* WHAT NEEDS TO BE DONE:
Transcribe the data in full and exactly, omitting any pictures.

* EXTRACTED ENTRIES:
--
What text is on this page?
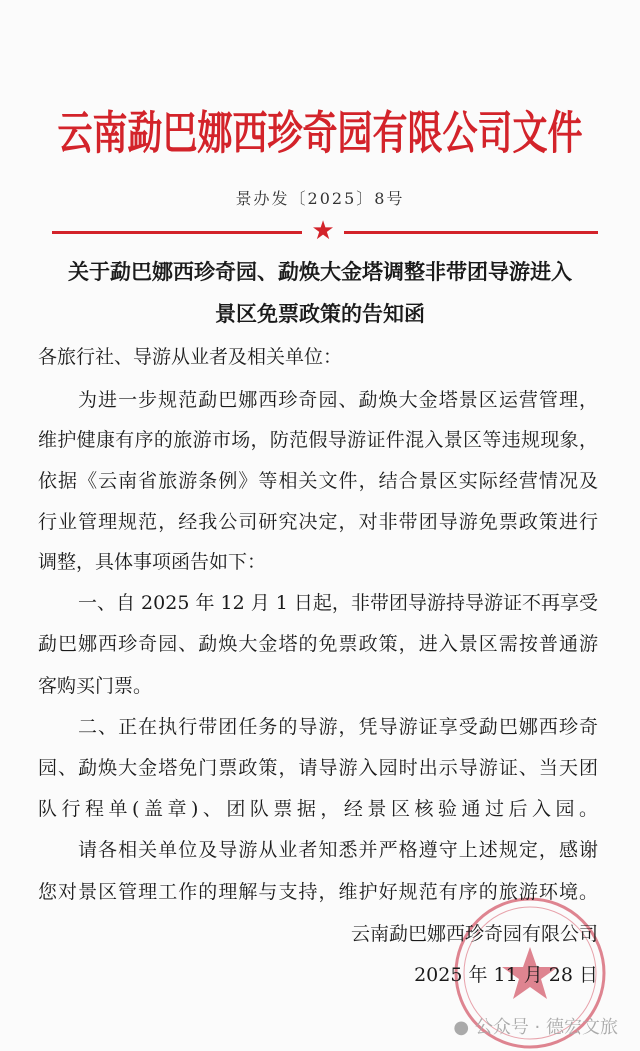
云南勐巴娜西珍奇园有限公司文件
景办发〔2025〕8号
★
关于勐巴娜西珍奇园、勐焕大金塔调整非带团导游进入
景区免票政策的告知函
各旅行社、导游从业者及相关单位：
为进一步规范勐巴娜西珍奇园、勐焕大金塔景区运营管理，
维护健康有序的旅游市场，防范假导游证件混入景区等违规现象，
依据《云南省旅游条例》等相关文件，结合景区实际经营情况及
行业管理规范，经我公司研究决定，对非带团导游免票政策进行
调整，具体事项函告如下：
一、自 2025 年 12 月 1 日起，非带团导游持导游证不再享受
勐巴娜西珍奇园、勐焕大金塔的免票政策，进入景区需按普通游
客购买门票。
二、正在执行带团任务的导游，凭导游证享受勐巴娜西珍奇
园、勐焕大金塔免门票政策，请导游入园时出示导游证、当天团
队行程单(盖章)、团队票据，经景区核验通过后入园。
请各相关单位及导游从业者知悉并严格遵守上述规定，感谢
您对景区管理工作的理解与支持，维护好规范有序的旅游环境。
云南勐巴娜西珍奇园有限公司
2025 年 11 月 28 日
● 公众号 · 德宏文旅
--
* ANSWER TO THE PROBLEM:
What text is on this page?
云南勐巴娜西珍奇园有限公司文件
景办发〔2025〕8号
★
关于勐巴娜西珍奇园、勐焕大金塔调整非带团导游进入
景区免票政策的告知函
各旅行社、导游从业者及相关单位：
为进一步规范勐巴娜西珍奇园、勐焕大金塔景区运营管理，
维护健康有序的旅游市场，防范假导游证件混入景区等违规现象，
依据《云南省旅游条例》等相关文件，结合景区实际经营情况及
行业管理规范，经我公司研究决定，对非带团导游免票政策进行
调整，具体事项函告如下：
一、自 2025 年 12 月 1 日起，非带团导游持导游证不再享受
勐巴娜西珍奇园、勐焕大金塔的免票政策，进入景区需按普通游
客购买门票。
二、正在执行带团任务的导游，凭导游证享受勐巴娜西珍奇
园、勐焕大金塔免门票政策，请导游入园时出示导游证、当天团
队行程单(盖章)、团队票据，经景区核验通过后入园。
请各相关单位及导游从业者知悉并严格遵守上述规定，感谢
您对景区管理工作的理解与支持，维护好规范有序的旅游环境。
云南勐巴娜西珍奇园有限公司
2025 年 11 月 28 日
● 公众号 · 德宏文旅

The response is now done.